#### Written task:
Retype every entry exactly, character for character.

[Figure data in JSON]
(begin)
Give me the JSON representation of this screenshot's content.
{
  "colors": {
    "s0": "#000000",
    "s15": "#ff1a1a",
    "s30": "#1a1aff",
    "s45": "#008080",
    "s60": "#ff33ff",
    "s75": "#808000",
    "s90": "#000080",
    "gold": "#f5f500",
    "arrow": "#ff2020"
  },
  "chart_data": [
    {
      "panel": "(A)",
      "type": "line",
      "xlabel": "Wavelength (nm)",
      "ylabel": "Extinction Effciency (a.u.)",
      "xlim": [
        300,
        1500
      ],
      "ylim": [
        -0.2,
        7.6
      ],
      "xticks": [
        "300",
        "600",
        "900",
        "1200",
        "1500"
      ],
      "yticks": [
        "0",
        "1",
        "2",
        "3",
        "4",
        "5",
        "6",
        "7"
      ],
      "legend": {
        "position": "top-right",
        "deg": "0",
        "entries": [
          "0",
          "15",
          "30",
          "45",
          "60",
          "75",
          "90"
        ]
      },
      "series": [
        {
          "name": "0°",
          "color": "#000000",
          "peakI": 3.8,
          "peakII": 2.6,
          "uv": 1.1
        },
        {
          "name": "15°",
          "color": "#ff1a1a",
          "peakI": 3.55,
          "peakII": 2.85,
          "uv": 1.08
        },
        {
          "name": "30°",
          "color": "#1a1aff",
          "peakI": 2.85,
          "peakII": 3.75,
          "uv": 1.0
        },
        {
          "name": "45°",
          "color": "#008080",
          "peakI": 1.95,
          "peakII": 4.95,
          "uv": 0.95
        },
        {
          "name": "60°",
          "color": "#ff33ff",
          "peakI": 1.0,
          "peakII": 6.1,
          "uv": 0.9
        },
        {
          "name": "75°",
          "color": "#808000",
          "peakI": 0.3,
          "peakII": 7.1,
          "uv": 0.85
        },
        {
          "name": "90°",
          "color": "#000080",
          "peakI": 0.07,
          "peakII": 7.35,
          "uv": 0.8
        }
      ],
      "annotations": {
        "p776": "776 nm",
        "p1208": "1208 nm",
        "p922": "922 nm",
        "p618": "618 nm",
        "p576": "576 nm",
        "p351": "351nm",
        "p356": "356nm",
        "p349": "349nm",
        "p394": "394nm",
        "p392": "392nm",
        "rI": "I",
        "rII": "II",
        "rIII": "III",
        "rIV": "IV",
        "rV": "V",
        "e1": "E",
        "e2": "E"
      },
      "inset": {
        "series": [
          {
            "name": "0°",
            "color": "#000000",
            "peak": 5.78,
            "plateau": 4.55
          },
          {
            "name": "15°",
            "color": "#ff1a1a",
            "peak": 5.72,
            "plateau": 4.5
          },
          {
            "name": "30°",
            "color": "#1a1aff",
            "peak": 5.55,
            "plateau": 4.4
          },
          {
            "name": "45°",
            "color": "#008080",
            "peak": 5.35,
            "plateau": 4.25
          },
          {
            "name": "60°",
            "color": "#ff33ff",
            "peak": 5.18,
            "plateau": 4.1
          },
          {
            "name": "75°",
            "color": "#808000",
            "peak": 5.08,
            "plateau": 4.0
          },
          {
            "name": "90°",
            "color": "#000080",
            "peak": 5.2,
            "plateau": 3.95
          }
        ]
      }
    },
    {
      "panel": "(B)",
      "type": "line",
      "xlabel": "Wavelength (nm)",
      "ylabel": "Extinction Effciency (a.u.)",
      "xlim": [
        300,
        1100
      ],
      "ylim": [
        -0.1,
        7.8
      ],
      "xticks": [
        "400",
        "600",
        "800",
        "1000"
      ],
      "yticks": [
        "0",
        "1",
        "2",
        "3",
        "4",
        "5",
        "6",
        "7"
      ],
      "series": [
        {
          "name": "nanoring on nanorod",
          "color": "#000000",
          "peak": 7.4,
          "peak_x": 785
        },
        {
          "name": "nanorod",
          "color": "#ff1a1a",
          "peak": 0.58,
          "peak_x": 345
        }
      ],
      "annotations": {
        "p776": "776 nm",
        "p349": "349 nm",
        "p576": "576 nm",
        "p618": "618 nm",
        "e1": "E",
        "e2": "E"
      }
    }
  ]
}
(end)
#### Response:
Give me the JSON representation of this screenshot's content.
{
  "colors": {
    "s0": "#000000",
    "s15": "#ff1a1a",
    "s30": "#1a1aff",
    "s45": "#008080",
    "s60": "#ff33ff",
    "s75": "#808000",
    "s90": "#000080",
    "gold": "#f5f500",
    "arrow": "#ff2020"
  },
  "chart_data": [
    {
      "panel": "(A)",
      "type": "line",
      "xlabel": "Wavelength (nm)",
      "ylabel": "Extinction Effciency (a.u.)",
      "xlim": [
        300,
        1500
      ],
      "ylim": [
        -0.2,
        7.6
      ],
      "xticks": [
        "300",
        "600",
        "900",
        "1200",
        "1500"
      ],
      "yticks": [
        "0",
        "1",
        "2",
        "3",
        "4",
        "5",
        "6",
        "7"
      ],
      "legend": {
        "position": "top-right",
        "deg": "0",
        "entries": [
          "0",
          "15",
          "30",
          "45",
          "60",
          "75",
          "90"
        ]
      },
      "series": [
        {
          "name": "0°",
          "color": "#000000",
          "peakI": 3.8,
          "peakII": 2.6,
          "uv": 1.1
        },
        {
          "name": "15°",
          "color": "#ff1a1a",
          "peakI": 3.55,
          "peakII": 2.85,
          "uv": 1.08
        },
        {
          "name": "30°",
          "color": "#1a1aff",
          "peakI": 2.85,
          "peakII": 3.75,
          "uv": 1.0
        },
        {
          "name": "45°",
          "color": "#008080",
          "peakI": 1.95,
          "peakII": 4.95,
          "uv": 0.95
        },
        {
          "name": "60°",
          "color": "#ff33ff",
          "peakI": 1.0,
          "peakII": 6.1,
          "uv": 0.9
        },
        {
          "name": "75°",
          "color": "#808000",
          "peakI": 0.3,
          "peakII": 7.1,
          "uv": 0.85
        },
        {
          "name": "90°",
          "color": "#000080",
          "peakI": 0.07,
          "peakII": 7.35,
          "uv": 0.8
        }
      ],
      "annotations": {
        "p776": "776 nm",
        "p1208": "1208 nm",
        "p922": "922 nm",
        "p618": "618 nm",
        "p576": "576 nm",
        "p351": "351nm",
        "p356": "356nm",
        "p349": "349nm",
        "p394": "394nm",
        "p392": "392nm",
        "rI": "I",
        "rII": "II",
        "rIII": "III",
        "rIV": "IV",
        "rV": "V",
        "e1": "E",
        "e2": "E"
      },
      "inset": {
        "series": [
          {
            "name": "0°",
            "color": "#000000",
            "peak": 5.78,
            "plateau": 4.55
          },
          {
            "name": "15°",
            "color": "#ff1a1a",
            "peak": 5.72,
            "plateau": 4.5
          },
          {
            "name": "30°",
            "color": "#1a1aff",
            "peak": 5.55,
            "plateau": 4.4
          },
          {
            "name": "45°",
            "color": "#008080",
            "peak": 5.35,
            "plateau": 4.25
          },
          {
            "name": "60°",
            "color": "#ff33ff",
            "peak": 5.18,
            "plateau": 4.1
          },
          {
            "name": "75°",
            "color": "#808000",
            "peak": 5.08,
            "plateau": 4.0
          },
          {
            "name": "90°",
            "color": "#000080",
            "peak": 5.2,
            "plateau": 3.95
          }
        ]
      }
    },
    {
      "panel": "(B)",
      "type": "line",
      "xlabel": "Wavelength (nm)",
      "ylabel": "Extinction Effciency (a.u.)",
      "xlim": [
        300,
        1100
      ],
      "ylim": [
        -0.1,
        7.8
      ],
      "xticks": [
        "400",
        "600",
        "800",
        "1000"
      ],
      "yticks": [
        "0",
        "1",
        "2",
        "3",
        "4",
        "5",
        "6",
        "7"
      ],
      "series": [
        {
          "name": "nanoring on nanorod",
          "color": "#000000",
          "peak": 7.4,
          "peak_x": 785
        },
        {
          "name": "nanorod",
          "color": "#ff1a1a",
          "peak": 0.58,
          "peak_x": 345
        }
      ],
      "annotations": {
        "p776": "776 nm",
        "p349": "349 nm",
        "p576": "576 nm",
        "p618": "618 nm",
        "e1": "E",
        "e2": "E"
      }
    }
  ]
}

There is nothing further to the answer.